Structured figure records
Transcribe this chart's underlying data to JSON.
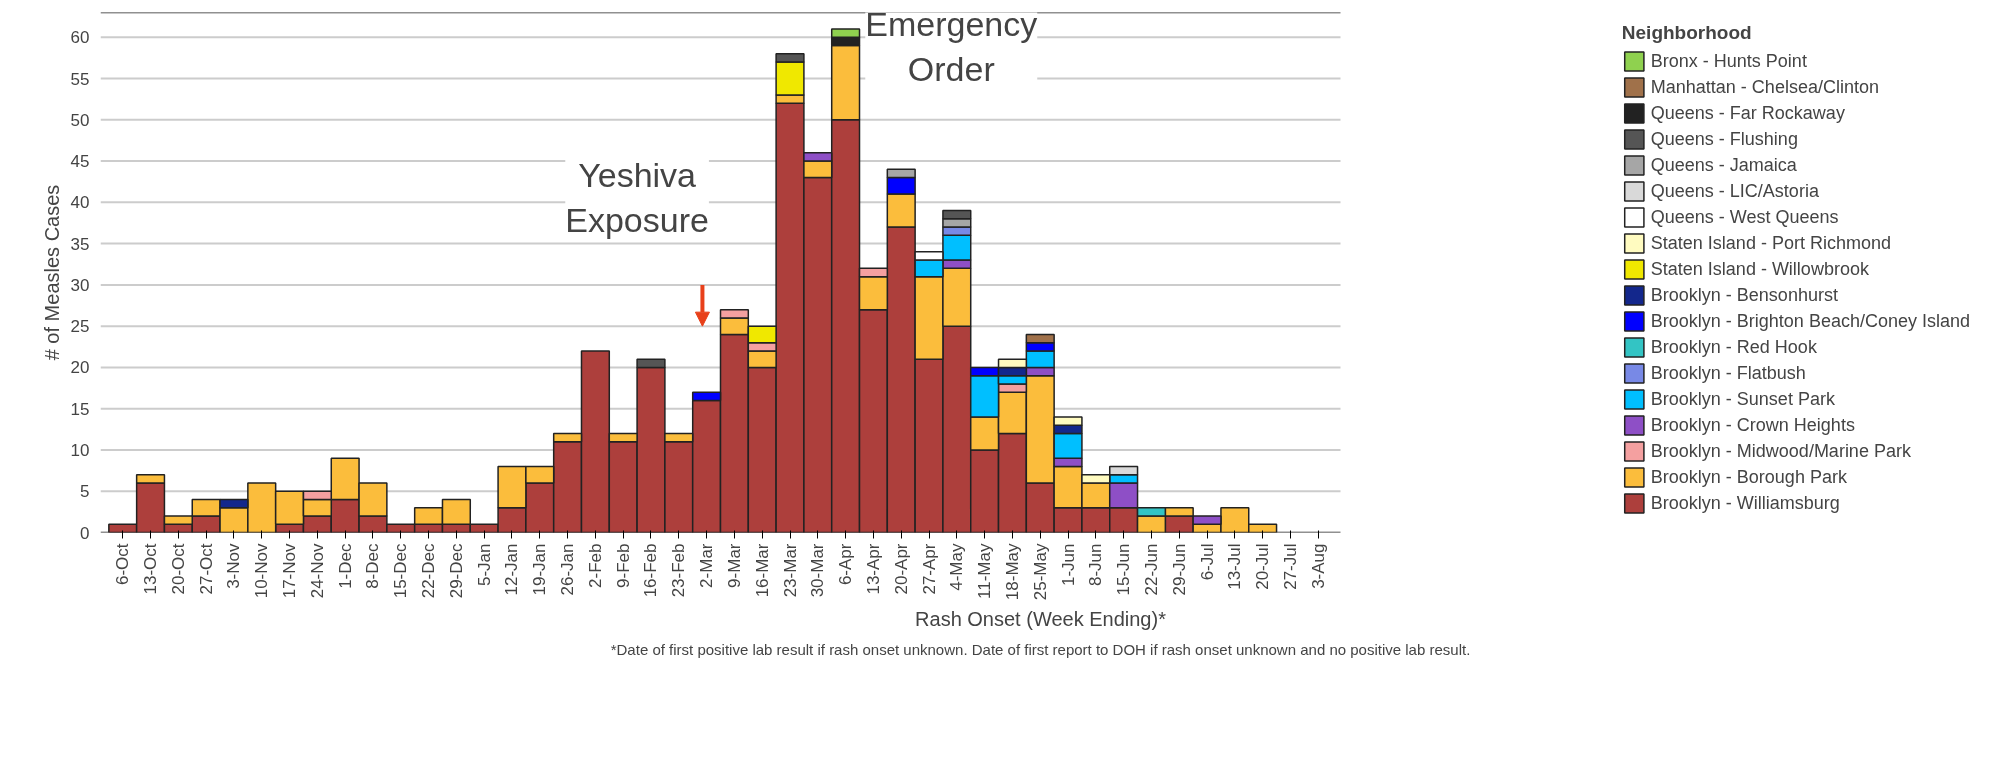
{
  "chart_data": {
    "type": "bar",
    "stacked": true,
    "xlabel": "Rash Onset (Week Ending)*",
    "ylabel": "# of Measles Cases",
    "legend_title": "Neighborhood",
    "categories": [
      "6-Oct",
      "13-Oct",
      "20-Oct",
      "27-Oct",
      "3-Nov",
      "10-Nov",
      "17-Nov",
      "24-Nov",
      "1-Dec",
      "8-Dec",
      "15-Dec",
      "22-Dec",
      "29-Dec",
      "5-Jan",
      "12-Jan",
      "19-Jan",
      "26-Jan",
      "2-Feb",
      "9-Feb",
      "16-Feb",
      "23-Feb",
      "2-Mar",
      "9-Mar",
      "16-Mar",
      "23-Mar",
      "30-Mar",
      "6-Apr",
      "13-Apr",
      "20-Apr",
      "27-Apr",
      "4-May",
      "11-May",
      "18-May",
      "25-May",
      "1-Jun",
      "8-Jun",
      "15-Jun",
      "22-Jun",
      "29-Jun",
      "6-Jul",
      "13-Jul",
      "20-Jul",
      "27-Jul",
      "3-Aug"
    ],
    "ylim": [
      0,
      63
    ],
    "yticks": [
      0,
      5,
      10,
      15,
      20,
      25,
      30,
      35,
      40,
      45,
      50,
      55,
      60
    ],
    "grid": "y",
    "legend": "right",
    "series": [
      {
        "name": "Brooklyn - Williamsburg",
        "color": "#ad3f3c",
        "values": [
          1,
          6,
          1,
          2,
          0,
          0,
          1,
          2,
          4,
          2,
          1,
          1,
          1,
          1,
          3,
          6,
          11,
          22,
          11,
          20,
          11,
          16,
          24,
          20,
          52,
          43,
          50,
          27,
          37,
          21,
          25,
          10,
          12,
          6,
          3,
          3,
          3,
          0,
          2,
          0,
          0,
          0,
          0,
          0
        ]
      },
      {
        "name": "Brooklyn - Borough Park",
        "color": "#fbbd3c",
        "values": [
          0,
          1,
          1,
          2,
          3,
          6,
          4,
          2,
          5,
          4,
          0,
          2,
          3,
          0,
          5,
          2,
          1,
          0,
          1,
          0,
          1,
          0,
          2,
          2,
          1,
          2,
          9,
          4,
          4,
          10,
          7,
          4,
          5,
          13,
          5,
          3,
          0,
          2,
          1,
          1,
          3,
          1,
          0,
          0
        ]
      },
      {
        "name": "Brooklyn - Midwood/Marine Park",
        "color": "#f4a0a0",
        "values": [
          0,
          0,
          0,
          0,
          0,
          0,
          0,
          1,
          0,
          0,
          0,
          0,
          0,
          0,
          0,
          0,
          0,
          0,
          0,
          0,
          0,
          0,
          1,
          1,
          0,
          0,
          0,
          1,
          0,
          0,
          0,
          0,
          1,
          0,
          0,
          0,
          0,
          0,
          0,
          0,
          0,
          0,
          0,
          0
        ]
      },
      {
        "name": "Brooklyn - Crown Heights",
        "color": "#8e4fc6",
        "values": [
          0,
          0,
          0,
          0,
          0,
          0,
          0,
          0,
          0,
          0,
          0,
          0,
          0,
          0,
          0,
          0,
          0,
          0,
          0,
          0,
          0,
          0,
          0,
          0,
          0,
          1,
          0,
          0,
          0,
          0,
          1,
          0,
          0,
          1,
          1,
          0,
          3,
          0,
          0,
          1,
          0,
          0,
          0,
          0
        ]
      },
      {
        "name": "Brooklyn - Sunset Park",
        "color": "#00bfff",
        "values": [
          0,
          0,
          0,
          0,
          0,
          0,
          0,
          0,
          0,
          0,
          0,
          0,
          0,
          0,
          0,
          0,
          0,
          0,
          0,
          0,
          0,
          0,
          0,
          0,
          0,
          0,
          0,
          0,
          0,
          2,
          3,
          5,
          1,
          2,
          3,
          0,
          1,
          0,
          0,
          0,
          0,
          0,
          0,
          0
        ]
      },
      {
        "name": "Brooklyn - Flatbush",
        "color": "#7889e6",
        "values": [
          0,
          0,
          0,
          0,
          0,
          0,
          0,
          0,
          0,
          0,
          0,
          0,
          0,
          0,
          0,
          0,
          0,
          0,
          0,
          0,
          0,
          0,
          0,
          0,
          0,
          0,
          0,
          0,
          0,
          0,
          1,
          0,
          0,
          0,
          0,
          0,
          0,
          0,
          0,
          0,
          0,
          0,
          0,
          0
        ]
      },
      {
        "name": "Brooklyn - Red Hook",
        "color": "#33c4c4",
        "values": [
          0,
          0,
          0,
          0,
          0,
          0,
          0,
          0,
          0,
          0,
          0,
          0,
          0,
          0,
          0,
          0,
          0,
          0,
          0,
          0,
          0,
          0,
          0,
          0,
          0,
          0,
          0,
          0,
          0,
          0,
          0,
          0,
          0,
          0,
          0,
          0,
          0,
          1,
          0,
          0,
          0,
          0,
          0,
          0
        ]
      },
      {
        "name": "Brooklyn - Brighton Beach/Coney Island",
        "color": "#0000ff",
        "values": [
          0,
          0,
          0,
          0,
          0,
          0,
          0,
          0,
          0,
          0,
          0,
          0,
          0,
          0,
          0,
          0,
          0,
          0,
          0,
          0,
          0,
          1,
          0,
          0,
          0,
          0,
          0,
          0,
          2,
          0,
          0,
          1,
          0,
          1,
          0,
          0,
          0,
          0,
          0,
          0,
          0,
          0,
          0,
          0
        ]
      },
      {
        "name": "Brooklyn - Bensonhurst",
        "color": "#13278c",
        "values": [
          0,
          0,
          0,
          0,
          1,
          0,
          0,
          0,
          0,
          0,
          0,
          0,
          0,
          0,
          0,
          0,
          0,
          0,
          0,
          0,
          0,
          0,
          0,
          0,
          0,
          0,
          0,
          0,
          0,
          0,
          0,
          0,
          1,
          0,
          1,
          0,
          0,
          0,
          0,
          0,
          0,
          0,
          0,
          0
        ]
      },
      {
        "name": "Staten Island - Willowbrook",
        "color": "#f0e800",
        "values": [
          0,
          0,
          0,
          0,
          0,
          0,
          0,
          0,
          0,
          0,
          0,
          0,
          0,
          0,
          0,
          0,
          0,
          0,
          0,
          0,
          0,
          0,
          0,
          2,
          4,
          0,
          0,
          0,
          0,
          0,
          0,
          0,
          0,
          0,
          0,
          0,
          0,
          0,
          0,
          0,
          0,
          0,
          0,
          0
        ]
      },
      {
        "name": "Staten Island - Port Richmond",
        "color": "#fffbc0",
        "values": [
          0,
          0,
          0,
          0,
          0,
          0,
          0,
          0,
          0,
          0,
          0,
          0,
          0,
          0,
          0,
          0,
          0,
          0,
          0,
          0,
          0,
          0,
          0,
          0,
          0,
          0,
          0,
          0,
          0,
          0,
          0,
          0,
          1,
          0,
          1,
          1,
          0,
          0,
          0,
          0,
          0,
          0,
          0,
          0
        ]
      },
      {
        "name": "Queens - West Queens",
        "color": "#ffffff",
        "values": [
          0,
          0,
          0,
          0,
          0,
          0,
          0,
          0,
          0,
          0,
          0,
          0,
          0,
          0,
          0,
          0,
          0,
          0,
          0,
          0,
          0,
          0,
          0,
          0,
          0,
          0,
          0,
          0,
          0,
          1,
          0,
          0,
          0,
          0,
          0,
          0,
          0,
          0,
          0,
          0,
          0,
          0,
          0,
          0
        ]
      },
      {
        "name": "Queens - LIC/Astoria",
        "color": "#d9d9d9",
        "values": [
          0,
          0,
          0,
          0,
          0,
          0,
          0,
          0,
          0,
          0,
          0,
          0,
          0,
          0,
          0,
          0,
          0,
          0,
          0,
          0,
          0,
          0,
          0,
          0,
          0,
          0,
          0,
          0,
          0,
          0,
          0,
          0,
          0,
          0,
          0,
          0,
          1,
          0,
          0,
          0,
          0,
          0,
          0,
          0
        ]
      },
      {
        "name": "Queens - Jamaica",
        "color": "#a6a6a6",
        "values": [
          0,
          0,
          0,
          0,
          0,
          0,
          0,
          0,
          0,
          0,
          0,
          0,
          0,
          0,
          0,
          0,
          0,
          0,
          0,
          0,
          0,
          0,
          0,
          0,
          0,
          0,
          0,
          0,
          1,
          0,
          1,
          0,
          0,
          0,
          0,
          0,
          0,
          0,
          0,
          0,
          0,
          0,
          0,
          0
        ]
      },
      {
        "name": "Queens - Flushing",
        "color": "#555555",
        "values": [
          0,
          0,
          0,
          0,
          0,
          0,
          0,
          0,
          0,
          0,
          0,
          0,
          0,
          0,
          0,
          0,
          0,
          0,
          0,
          1,
          0,
          0,
          0,
          0,
          1,
          0,
          0,
          0,
          0,
          0,
          1,
          0,
          0,
          0,
          0,
          0,
          0,
          0,
          0,
          0,
          0,
          0,
          0,
          0
        ]
      },
      {
        "name": "Queens - Far Rockaway",
        "color": "#222222",
        "values": [
          0,
          0,
          0,
          0,
          0,
          0,
          0,
          0,
          0,
          0,
          0,
          0,
          0,
          0,
          0,
          0,
          0,
          0,
          0,
          0,
          0,
          0,
          0,
          0,
          0,
          0,
          1,
          0,
          0,
          0,
          0,
          0,
          0,
          0,
          0,
          0,
          0,
          0,
          0,
          0,
          0,
          0,
          0,
          0
        ]
      },
      {
        "name": "Manhattan - Chelsea/Clinton",
        "color": "#a0714a",
        "values": [
          0,
          0,
          0,
          0,
          0,
          0,
          0,
          0,
          0,
          0,
          0,
          0,
          0,
          0,
          0,
          0,
          0,
          0,
          0,
          0,
          0,
          0,
          0,
          0,
          0,
          0,
          0,
          0,
          0,
          0,
          0,
          0,
          0,
          1,
          0,
          0,
          0,
          0,
          0,
          0,
          0,
          0,
          0,
          0
        ]
      },
      {
        "name": "Bronx - Hunts Point",
        "color": "#8fd14f",
        "values": [
          0,
          0,
          0,
          0,
          0,
          0,
          0,
          0,
          0,
          0,
          0,
          0,
          0,
          0,
          0,
          0,
          0,
          0,
          0,
          0,
          0,
          0,
          0,
          0,
          0,
          0,
          1,
          0,
          0,
          0,
          0,
          0,
          0,
          0,
          0,
          0,
          0,
          0,
          0,
          0,
          0,
          0,
          0,
          0
        ]
      }
    ],
    "annotations": [
      "Yeshiva\nExposure",
      "Emergency\nOrder",
      "*Date of first positive lab result if rash onset unknown. Date of first report to DOH if rash onset unknown and no positive lab result."
    ]
  }
}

*Exercise details*: Copy every line in the records above that contains the word "Queens".

*Exercise output*:
        "name": "Queens - West Queens",
        "name": "Queens - LIC/Astoria",
        "name": "Queens - Jamaica",
        "name": "Queens - Flushing",
        "name": "Queens - Far Rockaway",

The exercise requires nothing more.